Stored records:
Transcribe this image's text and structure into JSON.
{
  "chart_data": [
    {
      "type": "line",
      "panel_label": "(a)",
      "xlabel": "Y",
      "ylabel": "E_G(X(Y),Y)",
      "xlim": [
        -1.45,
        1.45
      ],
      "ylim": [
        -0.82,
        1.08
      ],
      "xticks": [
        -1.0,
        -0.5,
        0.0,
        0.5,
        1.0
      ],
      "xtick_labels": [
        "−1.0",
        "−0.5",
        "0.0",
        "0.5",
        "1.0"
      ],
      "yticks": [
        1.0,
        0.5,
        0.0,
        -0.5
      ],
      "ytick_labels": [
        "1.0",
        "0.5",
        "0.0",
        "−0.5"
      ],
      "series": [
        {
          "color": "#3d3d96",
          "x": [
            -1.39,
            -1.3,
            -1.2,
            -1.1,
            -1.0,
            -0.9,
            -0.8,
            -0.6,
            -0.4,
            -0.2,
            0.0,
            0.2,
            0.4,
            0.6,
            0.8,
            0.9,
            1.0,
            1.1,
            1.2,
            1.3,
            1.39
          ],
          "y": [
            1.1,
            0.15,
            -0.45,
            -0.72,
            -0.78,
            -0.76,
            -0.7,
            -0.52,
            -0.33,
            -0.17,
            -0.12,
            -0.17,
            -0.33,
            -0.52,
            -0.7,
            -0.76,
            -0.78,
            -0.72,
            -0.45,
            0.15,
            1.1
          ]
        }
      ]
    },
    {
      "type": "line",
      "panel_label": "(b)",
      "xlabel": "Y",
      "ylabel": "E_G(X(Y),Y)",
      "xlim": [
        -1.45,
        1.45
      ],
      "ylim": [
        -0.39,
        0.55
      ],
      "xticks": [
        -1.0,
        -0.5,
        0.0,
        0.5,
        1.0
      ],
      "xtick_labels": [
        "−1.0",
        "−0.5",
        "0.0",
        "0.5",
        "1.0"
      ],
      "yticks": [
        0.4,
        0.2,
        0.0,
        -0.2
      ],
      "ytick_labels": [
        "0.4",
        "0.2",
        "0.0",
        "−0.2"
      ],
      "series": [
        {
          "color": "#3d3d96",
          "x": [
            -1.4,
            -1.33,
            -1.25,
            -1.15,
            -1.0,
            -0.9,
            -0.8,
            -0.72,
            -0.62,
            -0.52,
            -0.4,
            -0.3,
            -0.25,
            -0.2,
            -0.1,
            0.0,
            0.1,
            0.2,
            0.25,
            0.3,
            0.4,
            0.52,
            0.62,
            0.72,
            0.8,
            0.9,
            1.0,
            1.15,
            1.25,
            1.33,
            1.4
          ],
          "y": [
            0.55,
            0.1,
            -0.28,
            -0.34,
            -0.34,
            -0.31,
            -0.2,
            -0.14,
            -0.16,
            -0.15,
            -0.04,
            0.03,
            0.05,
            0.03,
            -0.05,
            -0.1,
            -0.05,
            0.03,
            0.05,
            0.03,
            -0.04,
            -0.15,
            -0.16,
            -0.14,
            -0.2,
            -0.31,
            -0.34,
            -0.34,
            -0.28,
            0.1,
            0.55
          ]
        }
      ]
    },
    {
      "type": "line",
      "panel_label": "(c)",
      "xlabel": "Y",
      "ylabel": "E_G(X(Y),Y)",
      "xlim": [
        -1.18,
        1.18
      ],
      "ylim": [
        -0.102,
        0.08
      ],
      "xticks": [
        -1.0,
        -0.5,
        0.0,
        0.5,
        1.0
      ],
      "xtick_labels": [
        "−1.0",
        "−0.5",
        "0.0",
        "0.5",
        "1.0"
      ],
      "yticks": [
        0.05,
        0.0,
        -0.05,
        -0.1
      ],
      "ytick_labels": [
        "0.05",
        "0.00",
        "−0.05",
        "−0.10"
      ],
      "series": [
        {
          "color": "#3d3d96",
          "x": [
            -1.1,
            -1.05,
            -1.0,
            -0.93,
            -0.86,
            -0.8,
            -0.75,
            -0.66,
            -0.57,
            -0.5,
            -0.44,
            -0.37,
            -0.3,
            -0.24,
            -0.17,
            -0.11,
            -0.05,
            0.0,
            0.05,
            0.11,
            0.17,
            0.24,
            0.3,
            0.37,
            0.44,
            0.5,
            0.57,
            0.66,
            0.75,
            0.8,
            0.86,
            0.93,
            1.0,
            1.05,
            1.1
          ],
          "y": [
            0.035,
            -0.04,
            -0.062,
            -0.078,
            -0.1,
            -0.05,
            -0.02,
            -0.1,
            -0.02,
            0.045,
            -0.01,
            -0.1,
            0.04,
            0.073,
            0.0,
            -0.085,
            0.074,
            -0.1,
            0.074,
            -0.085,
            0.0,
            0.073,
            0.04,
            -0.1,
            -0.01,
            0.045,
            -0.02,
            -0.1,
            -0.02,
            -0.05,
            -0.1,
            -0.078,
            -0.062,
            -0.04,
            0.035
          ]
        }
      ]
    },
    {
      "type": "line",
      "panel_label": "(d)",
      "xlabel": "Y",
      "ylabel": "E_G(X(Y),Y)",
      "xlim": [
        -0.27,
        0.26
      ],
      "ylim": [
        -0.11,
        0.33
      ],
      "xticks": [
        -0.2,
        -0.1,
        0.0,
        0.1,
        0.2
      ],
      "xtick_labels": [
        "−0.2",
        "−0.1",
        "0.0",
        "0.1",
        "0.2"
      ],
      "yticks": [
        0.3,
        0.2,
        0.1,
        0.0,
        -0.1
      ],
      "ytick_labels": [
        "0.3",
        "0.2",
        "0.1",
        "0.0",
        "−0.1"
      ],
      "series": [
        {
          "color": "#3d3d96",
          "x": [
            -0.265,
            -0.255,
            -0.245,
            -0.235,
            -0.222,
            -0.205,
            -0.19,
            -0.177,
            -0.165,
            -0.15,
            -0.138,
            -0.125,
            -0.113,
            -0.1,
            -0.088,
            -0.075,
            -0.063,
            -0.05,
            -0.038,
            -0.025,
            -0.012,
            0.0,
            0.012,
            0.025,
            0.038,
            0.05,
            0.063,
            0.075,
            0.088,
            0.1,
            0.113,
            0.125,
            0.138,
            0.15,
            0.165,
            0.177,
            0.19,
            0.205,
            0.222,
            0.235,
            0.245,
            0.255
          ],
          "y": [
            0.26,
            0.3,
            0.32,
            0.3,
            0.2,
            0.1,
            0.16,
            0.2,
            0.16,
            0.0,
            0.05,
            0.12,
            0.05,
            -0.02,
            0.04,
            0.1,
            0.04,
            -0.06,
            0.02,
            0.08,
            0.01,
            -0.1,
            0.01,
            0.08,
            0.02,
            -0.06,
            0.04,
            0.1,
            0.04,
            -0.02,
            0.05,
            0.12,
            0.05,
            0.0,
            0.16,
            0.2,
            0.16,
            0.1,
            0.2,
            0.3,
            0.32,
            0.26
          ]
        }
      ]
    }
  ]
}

To do:
Reproduce the material precisely, including every line.

Result:
Transcribe this image's text and structure into JSON.
{
  "chart_data": [
    {
      "type": "line",
      "panel_label": "(a)",
      "xlabel": "Y",
      "ylabel": "E_G(X(Y),Y)",
      "xlim": [
        -1.45,
        1.45
      ],
      "ylim": [
        -0.82,
        1.08
      ],
      "xticks": [
        -1.0,
        -0.5,
        0.0,
        0.5,
        1.0
      ],
      "xtick_labels": [
        "−1.0",
        "−0.5",
        "0.0",
        "0.5",
        "1.0"
      ],
      "yticks": [
        1.0,
        0.5,
        0.0,
        -0.5
      ],
      "ytick_labels": [
        "1.0",
        "0.5",
        "0.0",
        "−0.5"
      ],
      "series": [
        {
          "color": "#3d3d96",
          "x": [
            -1.39,
            -1.3,
            -1.2,
            -1.1,
            -1.0,
            -0.9,
            -0.8,
            -0.6,
            -0.4,
            -0.2,
            0.0,
            0.2,
            0.4,
            0.6,
            0.8,
            0.9,
            1.0,
            1.1,
            1.2,
            1.3,
            1.39
          ],
          "y": [
            1.1,
            0.15,
            -0.45,
            -0.72,
            -0.78,
            -0.76,
            -0.7,
            -0.52,
            -0.33,
            -0.17,
            -0.12,
            -0.17,
            -0.33,
            -0.52,
            -0.7,
            -0.76,
            -0.78,
            -0.72,
            -0.45,
            0.15,
            1.1
          ]
        }
      ]
    },
    {
      "type": "line",
      "panel_label": "(b)",
      "xlabel": "Y",
      "ylabel": "E_G(X(Y),Y)",
      "xlim": [
        -1.45,
        1.45
      ],
      "ylim": [
        -0.39,
        0.55
      ],
      "xticks": [
        -1.0,
        -0.5,
        0.0,
        0.5,
        1.0
      ],
      "xtick_labels": [
        "−1.0",
        "−0.5",
        "0.0",
        "0.5",
        "1.0"
      ],
      "yticks": [
        0.4,
        0.2,
        0.0,
        -0.2
      ],
      "ytick_labels": [
        "0.4",
        "0.2",
        "0.0",
        "−0.2"
      ],
      "series": [
        {
          "color": "#3d3d96",
          "x": [
            -1.4,
            -1.33,
            -1.25,
            -1.15,
            -1.0,
            -0.9,
            -0.8,
            -0.72,
            -0.62,
            -0.52,
            -0.4,
            -0.3,
            -0.25,
            -0.2,
            -0.1,
            0.0,
            0.1,
            0.2,
            0.25,
            0.3,
            0.4,
            0.52,
            0.62,
            0.72,
            0.8,
            0.9,
            1.0,
            1.15,
            1.25,
            1.33,
            1.4
          ],
          "y": [
            0.55,
            0.1,
            -0.28,
            -0.34,
            -0.34,
            -0.31,
            -0.2,
            -0.14,
            -0.16,
            -0.15,
            -0.04,
            0.03,
            0.05,
            0.03,
            -0.05,
            -0.1,
            -0.05,
            0.03,
            0.05,
            0.03,
            -0.04,
            -0.15,
            -0.16,
            -0.14,
            -0.2,
            -0.31,
            -0.34,
            -0.34,
            -0.28,
            0.1,
            0.55
          ]
        }
      ]
    },
    {
      "type": "line",
      "panel_label": "(c)",
      "xlabel": "Y",
      "ylabel": "E_G(X(Y),Y)",
      "xlim": [
        -1.18,
        1.18
      ],
      "ylim": [
        -0.102,
        0.08
      ],
      "xticks": [
        -1.0,
        -0.5,
        0.0,
        0.5,
        1.0
      ],
      "xtick_labels": [
        "−1.0",
        "−0.5",
        "0.0",
        "0.5",
        "1.0"
      ],
      "yticks": [
        0.05,
        0.0,
        -0.05,
        -0.1
      ],
      "ytick_labels": [
        "0.05",
        "0.00",
        "−0.05",
        "−0.10"
      ],
      "series": [
        {
          "color": "#3d3d96",
          "x": [
            -1.1,
            -1.05,
            -1.0,
            -0.93,
            -0.86,
            -0.8,
            -0.75,
            -0.66,
            -0.57,
            -0.5,
            -0.44,
            -0.37,
            -0.3,
            -0.24,
            -0.17,
            -0.11,
            -0.05,
            0.0,
            0.05,
            0.11,
            0.17,
            0.24,
            0.3,
            0.37,
            0.44,
            0.5,
            0.57,
            0.66,
            0.75,
            0.8,
            0.86,
            0.93,
            1.0,
            1.05,
            1.1
          ],
          "y": [
            0.035,
            -0.04,
            -0.062,
            -0.078,
            -0.1,
            -0.05,
            -0.02,
            -0.1,
            -0.02,
            0.045,
            -0.01,
            -0.1,
            0.04,
            0.073,
            0.0,
            -0.085,
            0.074,
            -0.1,
            0.074,
            -0.085,
            0.0,
            0.073,
            0.04,
            -0.1,
            -0.01,
            0.045,
            -0.02,
            -0.1,
            -0.02,
            -0.05,
            -0.1,
            -0.078,
            -0.062,
            -0.04,
            0.035
          ]
        }
      ]
    },
    {
      "type": "line",
      "panel_label": "(d)",
      "xlabel": "Y",
      "ylabel": "E_G(X(Y),Y)",
      "xlim": [
        -0.27,
        0.26
      ],
      "ylim": [
        -0.11,
        0.33
      ],
      "xticks": [
        -0.2,
        -0.1,
        0.0,
        0.1,
        0.2
      ],
      "xtick_labels": [
        "−0.2",
        "−0.1",
        "0.0",
        "0.1",
        "0.2"
      ],
      "yticks": [
        0.3,
        0.2,
        0.1,
        0.0,
        -0.1
      ],
      "ytick_labels": [
        "0.3",
        "0.2",
        "0.1",
        "0.0",
        "−0.1"
      ],
      "series": [
        {
          "color": "#3d3d96",
          "x": [
            -0.265,
            -0.255,
            -0.245,
            -0.235,
            -0.222,
            -0.205,
            -0.19,
            -0.177,
            -0.165,
            -0.15,
            -0.138,
            -0.125,
            -0.113,
            -0.1,
            -0.088,
            -0.075,
            -0.063,
            -0.05,
            -0.038,
            -0.025,
            -0.012,
            0.0,
            0.012,
            0.025,
            0.038,
            0.05,
            0.063,
            0.075,
            0.088,
            0.1,
            0.113,
            0.125,
            0.138,
            0.15,
            0.165,
            0.177,
            0.19,
            0.205,
            0.222,
            0.235,
            0.245,
            0.255
          ],
          "y": [
            0.26,
            0.3,
            0.32,
            0.3,
            0.2,
            0.1,
            0.16,
            0.2,
            0.16,
            0.0,
            0.05,
            0.12,
            0.05,
            -0.02,
            0.04,
            0.1,
            0.04,
            -0.06,
            0.02,
            0.08,
            0.01,
            -0.1,
            0.01,
            0.08,
            0.02,
            -0.06,
            0.04,
            0.1,
            0.04,
            -0.02,
            0.05,
            0.12,
            0.05,
            0.0,
            0.16,
            0.2,
            0.16,
            0.1,
            0.2,
            0.3,
            0.32,
            0.26
          ]
        }
      ]
    }
  ]
}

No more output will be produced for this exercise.